** Start INFORMATION SUPPLIED **

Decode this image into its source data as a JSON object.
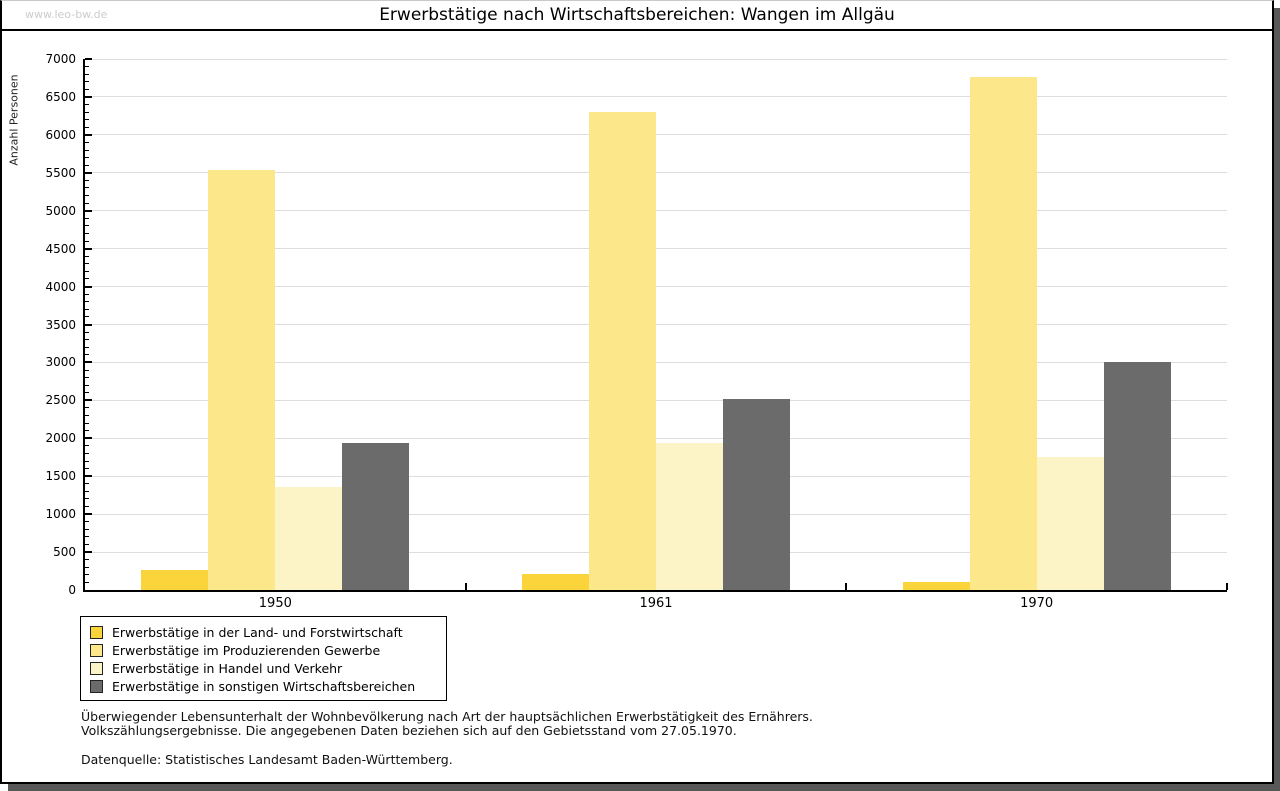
{
  "watermark": "www.leo-bw.de",
  "title": "Erwerbstätige nach Wirtschaftsbereichen: Wangen im Allgäu",
  "chart_data": {
    "type": "bar",
    "title": "Erwerbstätige nach Wirtschaftsbereichen: Wangen im Allgäu",
    "xlabel": "",
    "ylabel": "Anzahl Personen",
    "ylim": [
      0,
      7000
    ],
    "ytick_step": 500,
    "yminor_step": 100,
    "grid": true,
    "legend_position": "bottom-left",
    "categories": [
      "1950",
      "1961",
      "1970"
    ],
    "series": [
      {
        "name": "Erwerbstätige in der Land- und Forstwirtschaft",
        "color": "#FBD43B",
        "values": [
          270,
          210,
          110
        ]
      },
      {
        "name": "Erwerbstätige im Produzierenden Gewerbe",
        "color": "#FCE88B",
        "values": [
          5540,
          6300,
          6760
        ]
      },
      {
        "name": "Erwerbstätige in Handel und Verkehr",
        "color": "#FCF3C6",
        "values": [
          1360,
          1940,
          1760
        ]
      },
      {
        "name": "Erwerbstätige in sonstigen Wirtschaftsbereichen",
        "color": "#6B6B6B",
        "values": [
          1940,
          2520,
          3000
        ]
      }
    ]
  },
  "footnotes": {
    "line1": "Überwiegender Lebensunterhalt der Wohnbevölkerung nach Art der hauptsächlichen Erwerbstätigkeit des Ernährers.",
    "line2": "Volkszählungsergebnisse. Die angegebenen Daten beziehen sich auf den Gebietsstand vom 27.05.1970.",
    "source": "Datenquelle: Statistisches Landesamt Baden-Württemberg."
  }
}
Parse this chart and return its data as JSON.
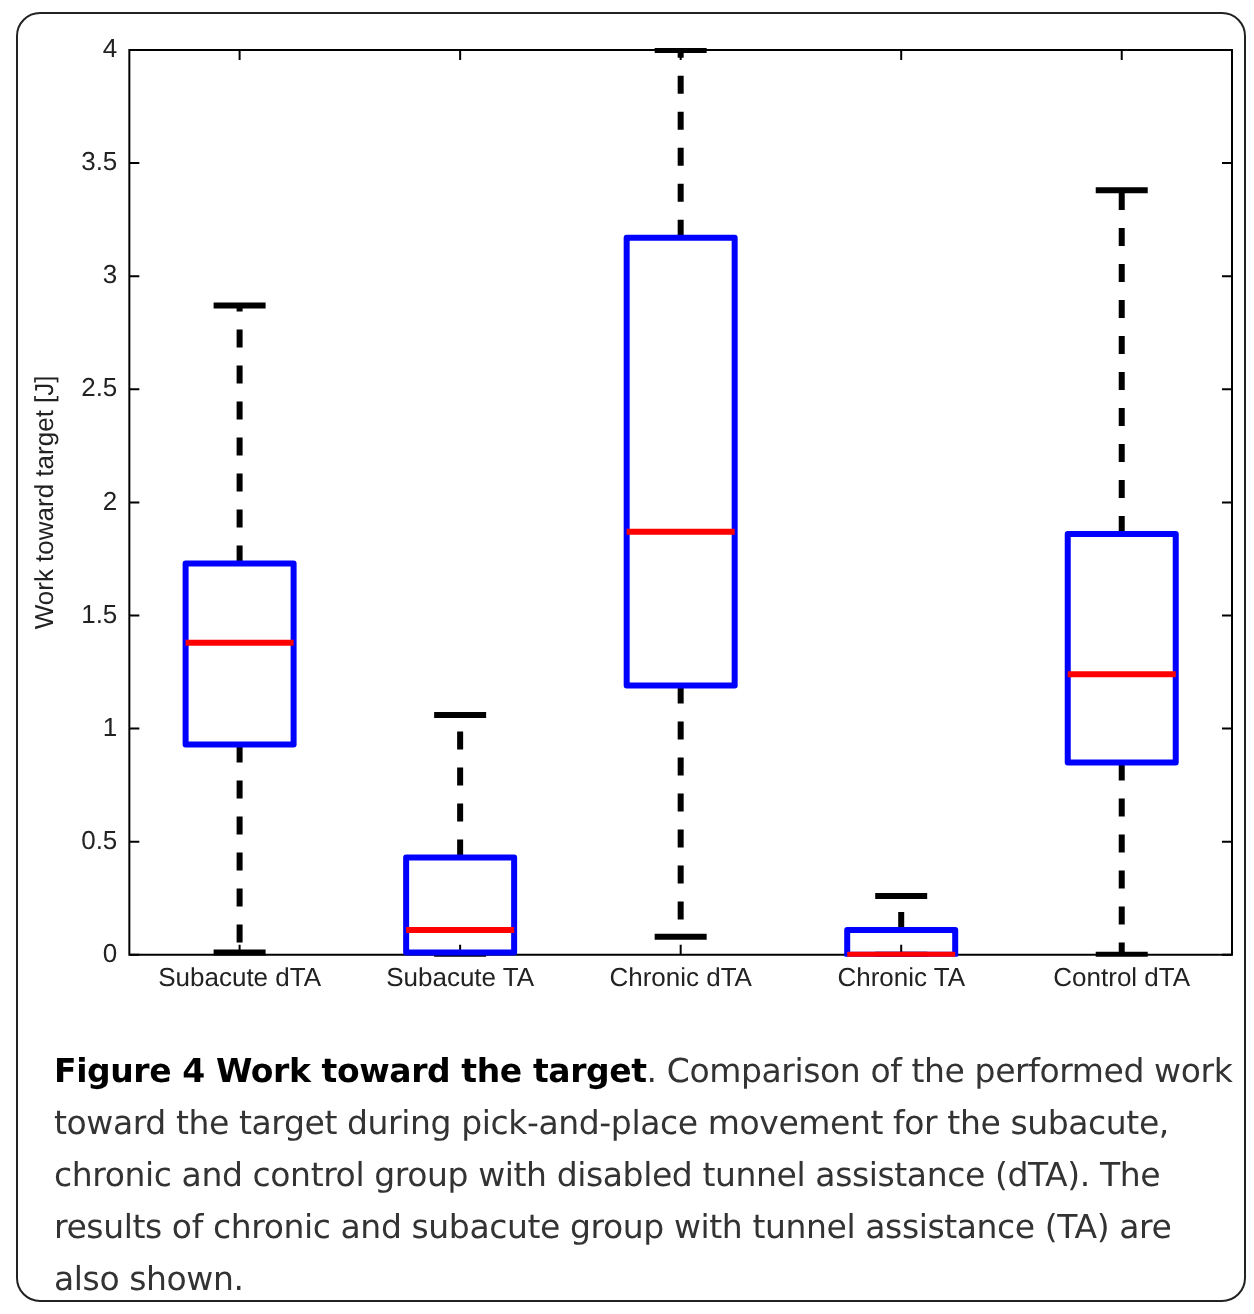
{
  "chart_data": {
    "type": "box",
    "ylabel": "Work toward target [J]",
    "title": "Figure 4 Work toward the target",
    "annotations": [
      ". Comparison of the performed work toward the target during pick-and-place movement for the subacute, chronic and control group with disabled tunnel assistance (dTA). The results of chronic and subacute group with tunnel assistance (TA) are also shown."
    ],
    "categories": [
      "Subacute dTA",
      "Subacute TA",
      "Chronic dTA",
      "Chronic TA",
      "Control dTA"
    ],
    "color": "#0000ff",
    "boxes": [
      {
        "low": 0.01,
        "q1": 0.93,
        "median": 1.38,
        "q3": 1.73,
        "high": 2.87
      },
      {
        "low": 0,
        "q1": 0.01,
        "median": 0.11,
        "q3": 0.43,
        "high": 1.06
      },
      {
        "low": 0.08,
        "q1": 1.19,
        "median": 1.87,
        "q3": 3.17,
        "high": 4
      },
      {
        "low": 0,
        "q1": 0,
        "median": 0,
        "q3": 0.11,
        "high": 0.26
      },
      {
        "low": 0,
        "q1": 0.85,
        "median": 1.24,
        "q3": 1.86,
        "high": 3.38
      }
    ],
    "ylim": [
      0,
      4
    ],
    "yticks": [
      0,
      0.5,
      1,
      1.5,
      2,
      2.5,
      3,
      3.5,
      4
    ],
    "grid": false,
    "legend": false
  }
}
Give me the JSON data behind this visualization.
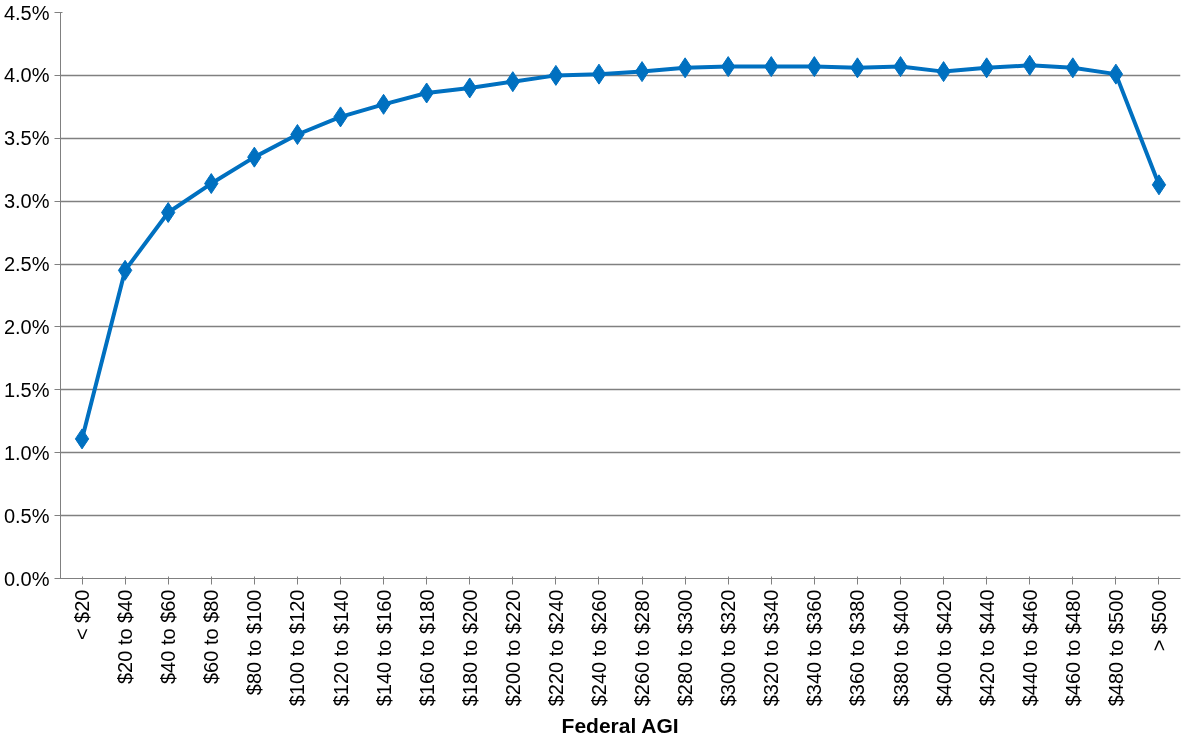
{
  "chart_data": {
    "type": "line",
    "xlabel": "Federal AGI",
    "categories": [
      "< $20",
      "$20 to $40",
      "$40 to $60",
      "$60 to $80",
      "$80 to $100",
      "$100 to $120",
      "$120 to $140",
      "$140 to $160",
      "$160 to $180",
      "$180 to $200",
      "$200 to $220",
      "$220 to $240",
      "$240 to $260",
      "$260 to $280",
      "$280 to $300",
      "$300 to $320",
      "$320 to $340",
      "$340 to $360",
      "$360 to $380",
      "$380 to $400",
      "$400 to $420",
      "$420 to $440",
      "$440 to $460",
      "$460 to $480",
      "$480 to $500",
      "> $500"
    ],
    "series": [
      {
        "color": "#0070c0",
        "values": [
          1.11,
          2.45,
          2.91,
          3.14,
          3.35,
          3.53,
          3.67,
          3.77,
          3.86,
          3.9,
          3.95,
          4.0,
          4.01,
          4.03,
          4.06,
          4.07,
          4.07,
          4.07,
          4.06,
          4.07,
          4.03,
          4.06,
          4.08,
          4.06,
          4.01,
          3.13
        ]
      }
    ],
    "ylim": [
      0,
      4.5
    ],
    "yticks": [
      {
        "value": 0,
        "label": "0.0%"
      },
      {
        "value": 0.5,
        "label": "0.5%"
      },
      {
        "value": 1,
        "label": "1.0%"
      },
      {
        "value": 1.5,
        "label": "1.5%"
      },
      {
        "value": 2,
        "label": "2.0%"
      },
      {
        "value": 2.5,
        "label": "2.5%"
      },
      {
        "value": 3,
        "label": "3.0%"
      },
      {
        "value": 3.5,
        "label": "3.5%"
      },
      {
        "value": 4,
        "label": "4.0%"
      },
      {
        "value": 4.5,
        "label": "4.5%"
      }
    ],
    "grid": "y",
    "marker": "diamond",
    "line_style": "solid"
  }
}
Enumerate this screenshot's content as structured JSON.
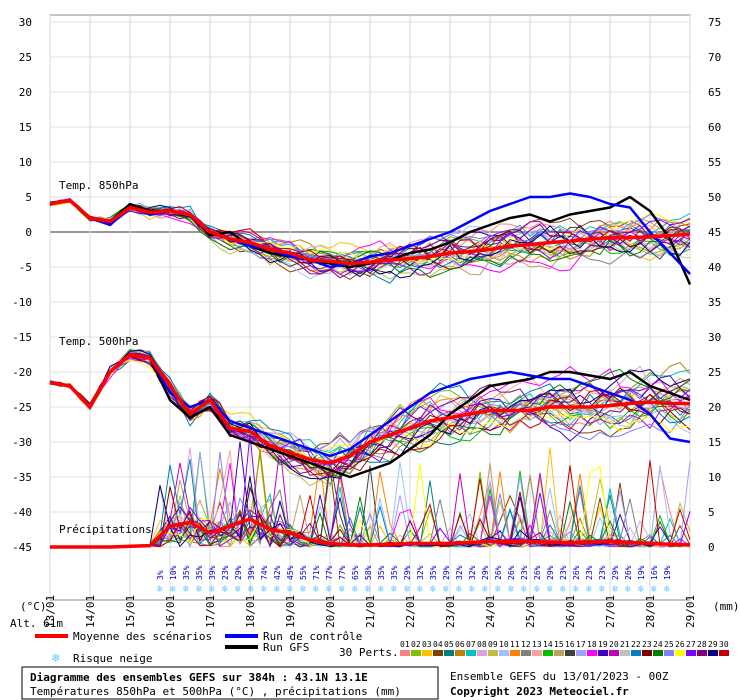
{
  "chart_data": {
    "type": "line",
    "title": "Diagramme des ensembles GEFS sur 384h : 43.1N 13.1E",
    "subtitle": "Températures 850hPa et 500hPa (°C) , précipitations (mm)",
    "run_info": "Ensemble GEFS du 13/01/2023 - 00Z",
    "copyright": "Copyright 2023 Meteociel.fr",
    "altitude": "Alt. 61m",
    "ylabel_left": "(°C)",
    "ylabel_right": "(mm)",
    "left_axis": {
      "ticks": [
        30,
        25,
        20,
        15,
        10,
        5,
        0,
        -5,
        -10,
        -15,
        -20,
        -25,
        -30,
        -35,
        -40,
        -45
      ],
      "range": [
        -45,
        30
      ]
    },
    "right_axis": {
      "ticks": [
        75,
        70,
        65,
        60,
        55,
        50,
        45,
        40,
        35,
        30,
        25,
        20,
        15,
        10,
        5,
        0
      ],
      "range": [
        0,
        75
      ]
    },
    "x_dates": [
      "13/01",
      "14/01",
      "15/01",
      "16/01",
      "17/01",
      "18/01",
      "19/01",
      "20/01",
      "21/01",
      "22/01",
      "23/01",
      "24/01",
      "25/01",
      "26/01",
      "27/01",
      "28/01",
      "29/01"
    ],
    "x_hours": [
      0,
      384
    ],
    "section_labels": {
      "t850": "Temp. 850hPa",
      "t500": "Temp. 500hPa",
      "precip": "Précipitations"
    },
    "mean_t850": [
      [
        0,
        4
      ],
      [
        12,
        4.5
      ],
      [
        24,
        2
      ],
      [
        36,
        1.5
      ],
      [
        48,
        3.5
      ],
      [
        60,
        2.8
      ],
      [
        72,
        3
      ],
      [
        84,
        2.5
      ],
      [
        96,
        0
      ],
      [
        108,
        -1
      ],
      [
        120,
        -1.5
      ],
      [
        132,
        -2.5
      ],
      [
        144,
        -3
      ],
      [
        156,
        -4
      ],
      [
        168,
        -4.2
      ],
      [
        180,
        -4.5
      ],
      [
        192,
        -4.3
      ],
      [
        204,
        -4
      ],
      [
        216,
        -3.8
      ],
      [
        228,
        -3.5
      ],
      [
        240,
        -3
      ],
      [
        252,
        -2.8
      ],
      [
        264,
        -2.5
      ],
      [
        276,
        -2
      ],
      [
        288,
        -1.8
      ],
      [
        300,
        -1.5
      ],
      [
        312,
        -1.3
      ],
      [
        324,
        -1
      ],
      [
        336,
        -0.8
      ],
      [
        348,
        -0.8
      ],
      [
        360,
        -0.7
      ],
      [
        372,
        -0.5
      ],
      [
        384,
        -0.3
      ]
    ],
    "gfs_t850": [
      [
        0,
        4
      ],
      [
        12,
        4.5
      ],
      [
        24,
        2
      ],
      [
        36,
        1.5
      ],
      [
        48,
        4
      ],
      [
        60,
        3
      ],
      [
        72,
        3
      ],
      [
        84,
        2.5
      ],
      [
        96,
        -0.5
      ],
      [
        108,
        0
      ],
      [
        120,
        -2
      ],
      [
        132,
        -3
      ],
      [
        144,
        -3.5
      ],
      [
        156,
        -4
      ],
      [
        168,
        -4.5
      ],
      [
        180,
        -5
      ],
      [
        192,
        -4.5
      ],
      [
        204,
        -4
      ],
      [
        216,
        -3
      ],
      [
        228,
        -2.5
      ],
      [
        240,
        -1.5
      ],
      [
        252,
        0
      ],
      [
        264,
        1
      ],
      [
        276,
        2
      ],
      [
        288,
        2.5
      ],
      [
        300,
        1.5
      ],
      [
        312,
        2.5
      ],
      [
        324,
        3
      ],
      [
        336,
        3.5
      ],
      [
        348,
        5
      ],
      [
        360,
        3
      ],
      [
        372,
        -1
      ],
      [
        384,
        -7.5
      ]
    ],
    "control_t850": [
      [
        0,
        4
      ],
      [
        12,
        4.5
      ],
      [
        24,
        2
      ],
      [
        36,
        1
      ],
      [
        48,
        3.5
      ],
      [
        60,
        2.5
      ],
      [
        72,
        3
      ],
      [
        84,
        2.5
      ],
      [
        96,
        0
      ],
      [
        108,
        -1
      ],
      [
        120,
        -2
      ],
      [
        132,
        -2.5
      ],
      [
        144,
        -3.5
      ],
      [
        156,
        -4
      ],
      [
        168,
        -5
      ],
      [
        180,
        -4.5
      ],
      [
        192,
        -3.5
      ],
      [
        204,
        -3
      ],
      [
        216,
        -2
      ],
      [
        228,
        -1
      ],
      [
        240,
        0
      ],
      [
        252,
        1.5
      ],
      [
        264,
        3
      ],
      [
        276,
        4
      ],
      [
        288,
        5
      ],
      [
        300,
        5
      ],
      [
        312,
        5.5
      ],
      [
        324,
        5
      ],
      [
        336,
        4
      ],
      [
        348,
        3.5
      ],
      [
        360,
        0
      ],
      [
        372,
        -3
      ],
      [
        384,
        -6
      ]
    ],
    "mean_t500": [
      [
        0,
        -21.5
      ],
      [
        12,
        -22
      ],
      [
        24,
        -25
      ],
      [
        36,
        -20
      ],
      [
        48,
        -17.5
      ],
      [
        60,
        -18
      ],
      [
        72,
        -22
      ],
      [
        84,
        -26
      ],
      [
        96,
        -24
      ],
      [
        108,
        -28
      ],
      [
        120,
        -28.5
      ],
      [
        132,
        -30.5
      ],
      [
        144,
        -31.5
      ],
      [
        156,
        -32.5
      ],
      [
        168,
        -33
      ],
      [
        180,
        -32
      ],
      [
        192,
        -30
      ],
      [
        204,
        -29
      ],
      [
        216,
        -28
      ],
      [
        228,
        -27
      ],
      [
        240,
        -26.5
      ],
      [
        252,
        -26
      ],
      [
        264,
        -25.5
      ],
      [
        276,
        -25.5
      ],
      [
        288,
        -25.5
      ],
      [
        300,
        -25
      ],
      [
        312,
        -25
      ],
      [
        324,
        -25
      ],
      [
        336,
        -24.8
      ],
      [
        348,
        -24.5
      ],
      [
        360,
        -24.3
      ],
      [
        372,
        -24.5
      ],
      [
        384,
        -24.5
      ]
    ],
    "gfs_t500": [
      [
        0,
        -21.5
      ],
      [
        12,
        -22
      ],
      [
        24,
        -25
      ],
      [
        36,
        -20
      ],
      [
        48,
        -17.5
      ],
      [
        60,
        -18
      ],
      [
        72,
        -24
      ],
      [
        84,
        -26.5
      ],
      [
        96,
        -25
      ],
      [
        108,
        -29
      ],
      [
        120,
        -30
      ],
      [
        132,
        -31
      ],
      [
        144,
        -32
      ],
      [
        156,
        -33
      ],
      [
        168,
        -34
      ],
      [
        180,
        -35
      ],
      [
        192,
        -34
      ],
      [
        204,
        -33
      ],
      [
        216,
        -31
      ],
      [
        228,
        -29
      ],
      [
        240,
        -26
      ],
      [
        252,
        -24
      ],
      [
        264,
        -22
      ],
      [
        276,
        -21.5
      ],
      [
        288,
        -21
      ],
      [
        300,
        -20
      ],
      [
        312,
        -20
      ],
      [
        324,
        -20.5
      ],
      [
        336,
        -21
      ],
      [
        348,
        -20
      ],
      [
        360,
        -22
      ],
      [
        372,
        -23
      ],
      [
        384,
        -24
      ]
    ],
    "control_t500": [
      [
        0,
        -21.5
      ],
      [
        12,
        -22
      ],
      [
        24,
        -25
      ],
      [
        36,
        -20
      ],
      [
        48,
        -17.5
      ],
      [
        60,
        -18
      ],
      [
        72,
        -23
      ],
      [
        84,
        -25
      ],
      [
        96,
        -24
      ],
      [
        108,
        -27
      ],
      [
        120,
        -28
      ],
      [
        132,
        -29
      ],
      [
        144,
        -30
      ],
      [
        156,
        -31
      ],
      [
        168,
        -32
      ],
      [
        180,
        -31
      ],
      [
        192,
        -29
      ],
      [
        204,
        -27
      ],
      [
        216,
        -25
      ],
      [
        228,
        -23
      ],
      [
        240,
        -22
      ],
      [
        252,
        -21
      ],
      [
        264,
        -20.5
      ],
      [
        276,
        -20
      ],
      [
        288,
        -20.5
      ],
      [
        300,
        -21
      ],
      [
        312,
        -21
      ],
      [
        324,
        -22
      ],
      [
        336,
        -23
      ],
      [
        348,
        -24
      ],
      [
        360,
        -26
      ],
      [
        372,
        -29.5
      ],
      [
        384,
        -30
      ]
    ],
    "mean_precip": [
      [
        0,
        0
      ],
      [
        36,
        0
      ],
      [
        60,
        0.2
      ],
      [
        72,
        3
      ],
      [
        84,
        3.5
      ],
      [
        96,
        2
      ],
      [
        108,
        3
      ],
      [
        120,
        4
      ],
      [
        132,
        2.5
      ],
      [
        144,
        2
      ],
      [
        156,
        1
      ],
      [
        168,
        0.5
      ],
      [
        180,
        0.3
      ],
      [
        192,
        0.3
      ],
      [
        216,
        0.5
      ],
      [
        240,
        0.5
      ],
      [
        264,
        0.8
      ],
      [
        288,
        0.8
      ],
      [
        312,
        0.6
      ],
      [
        336,
        0.8
      ],
      [
        360,
        0.5
      ],
      [
        384,
        0.3
      ]
    ],
    "snow_risk_percent": [
      "3%",
      "10%",
      "35%",
      "35%",
      "39%",
      "23%",
      "29%",
      "39%",
      "74%",
      "42%",
      "45%",
      "55%",
      "71%",
      "77%",
      "77%",
      "65%",
      "58%",
      "35%",
      "35%",
      "29%",
      "32%",
      "35%",
      "29%",
      "32%",
      "32%",
      "29%",
      "26%",
      "26%",
      "23%",
      "26%",
      "29%",
      "23%",
      "26%",
      "23%",
      "23%",
      "29%",
      "26%",
      "19%",
      "16%",
      "19%"
    ],
    "legend": {
      "mean": "Moyenne des scénarios",
      "control": "Run de contrôle",
      "gfs": "Run GFS",
      "snow": "Risque neige",
      "perts": "30 Perts.",
      "members": [
        "01",
        "02",
        "03",
        "04",
        "05",
        "06",
        "07",
        "08",
        "09",
        "10",
        "11",
        "12",
        "13",
        "14",
        "15",
        "16",
        "17",
        "18",
        "19",
        "20",
        "21",
        "22",
        "23",
        "24",
        "25",
        "26",
        "27",
        "28",
        "29",
        "30"
      ]
    },
    "colors": {
      "mean": "#ff0000",
      "control": "#0000ff",
      "gfs": "#000000",
      "snow": "#66ccff",
      "members": [
        "#ff8080",
        "#80c000",
        "#ffc000",
        "#804000",
        "#008080",
        "#c08000",
        "#00c0c0",
        "#e0a0e0",
        "#c0c040",
        "#a0c0ff",
        "#ff8000",
        "#808080",
        "#ffa0a0",
        "#00c000",
        "#c0a060",
        "#404040",
        "#a0a0ff",
        "#ff00ff",
        "#4000c0",
        "#c000c0",
        "#c0c0c0",
        "#0080c0",
        "#800000",
        "#008000",
        "#8080ff",
        "#ffff00",
        "#8000ff",
        "#800080",
        "#000080",
        "#c00000"
      ]
    }
  }
}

** End INFORMATION SUPPLIED **

Copy the lines from the entries above in which the word "name" appears.

        "name": "Erwerbstätige in der Land- und Forstwirtschaft",
        "name": "Erwerbstätige im Produzierenden Gewerbe",
        "name": "Erwerbstätige in Handel und Verkehr",
        "name": "Erwerbstätige in sonstigen Wirtschaftsbereichen",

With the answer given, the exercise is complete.